SHORT EXERCISE: Leave every picture out and write out the records below exactly.

[start]

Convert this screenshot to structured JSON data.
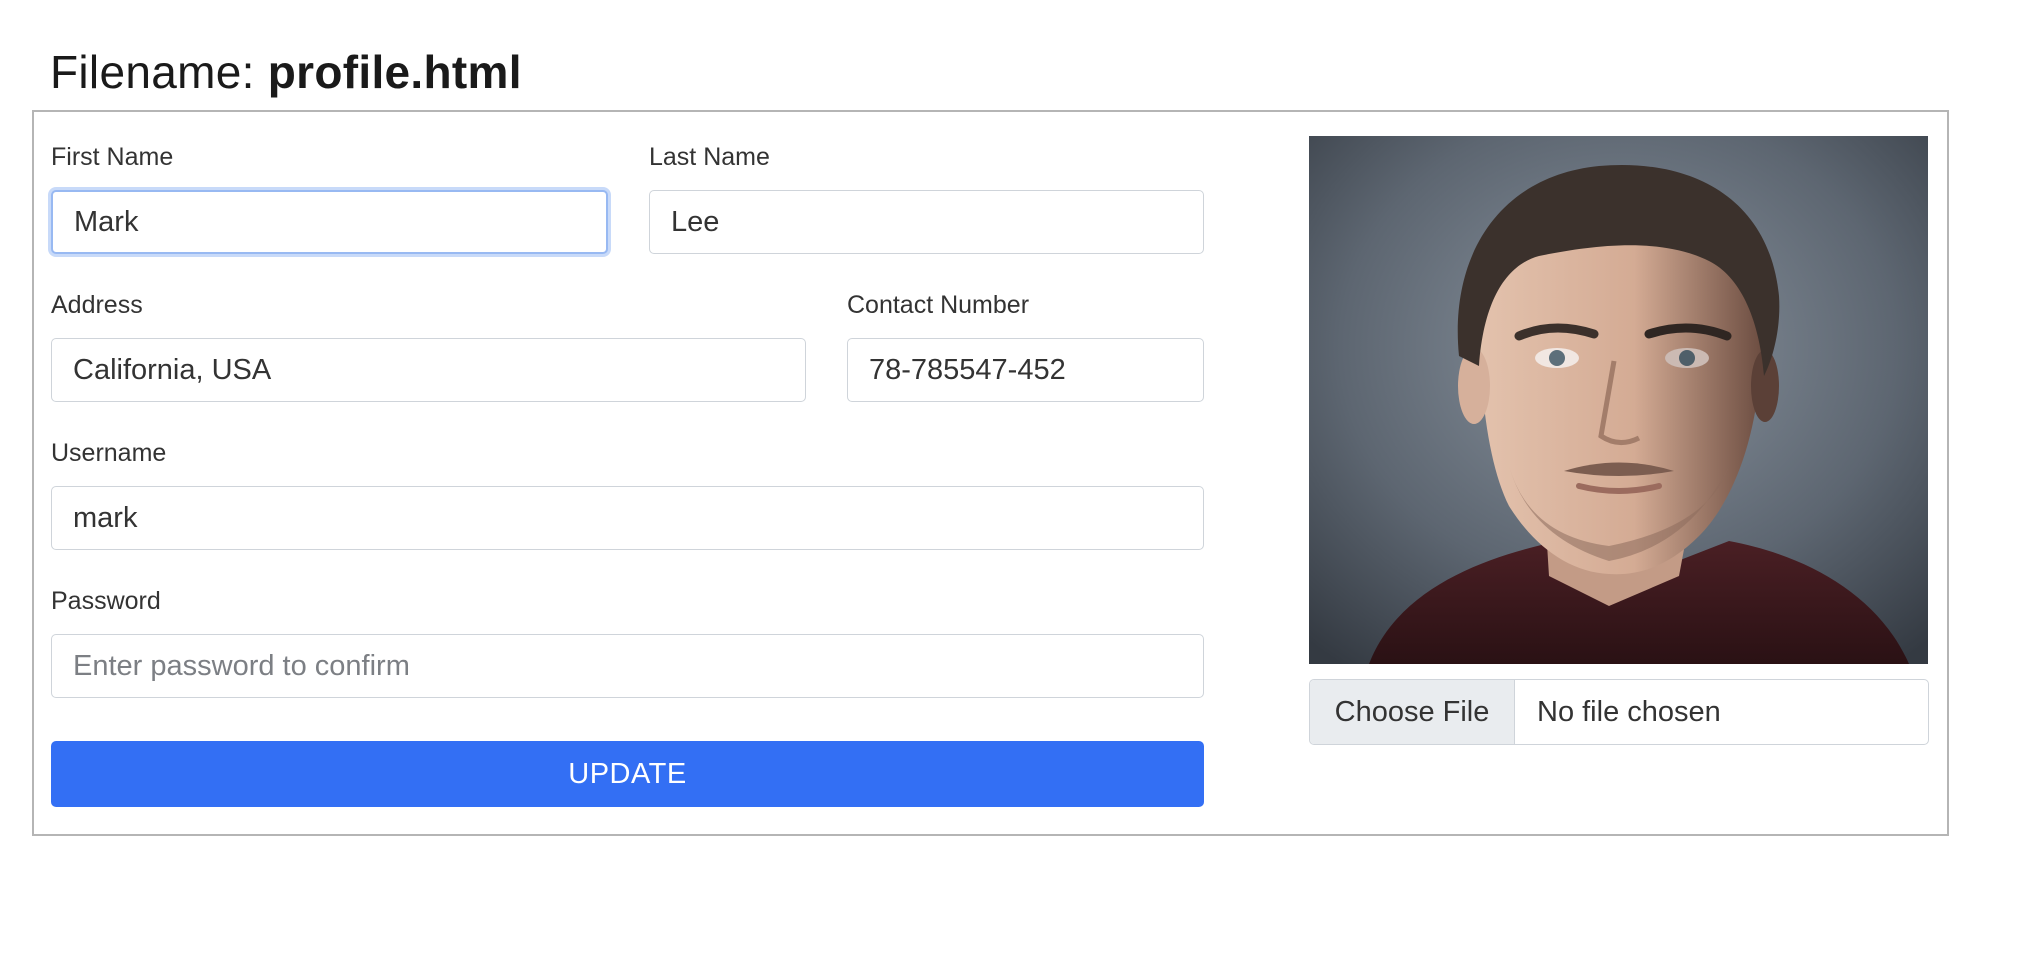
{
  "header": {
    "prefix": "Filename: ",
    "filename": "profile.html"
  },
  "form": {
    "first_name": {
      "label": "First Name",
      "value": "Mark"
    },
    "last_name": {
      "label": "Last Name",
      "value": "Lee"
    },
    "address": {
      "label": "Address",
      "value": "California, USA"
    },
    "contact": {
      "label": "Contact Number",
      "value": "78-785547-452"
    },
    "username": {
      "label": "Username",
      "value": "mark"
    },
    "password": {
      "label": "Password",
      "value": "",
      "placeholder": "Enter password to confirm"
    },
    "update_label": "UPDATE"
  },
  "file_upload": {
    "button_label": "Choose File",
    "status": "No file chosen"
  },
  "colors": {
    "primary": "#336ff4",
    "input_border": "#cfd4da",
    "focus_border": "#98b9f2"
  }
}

[end]

ANSWER TO THE TASK:
Convert this screenshot to structured JSON data.
{
  "header": {
    "prefix": "Filename: ",
    "filename": "profile.html"
  },
  "form": {
    "first_name": {
      "label": "First Name",
      "value": "Mark"
    },
    "last_name": {
      "label": "Last Name",
      "value": "Lee"
    },
    "address": {
      "label": "Address",
      "value": "California, USA"
    },
    "contact": {
      "label": "Contact Number",
      "value": "78-785547-452"
    },
    "username": {
      "label": "Username",
      "value": "mark"
    },
    "password": {
      "label": "Password",
      "value": "",
      "placeholder": "Enter password to confirm"
    },
    "update_label": "UPDATE"
  },
  "file_upload": {
    "button_label": "Choose File",
    "status": "No file chosen"
  },
  "colors": {
    "primary": "#336ff4",
    "input_border": "#cfd4da",
    "focus_border": "#98b9f2"
  }
}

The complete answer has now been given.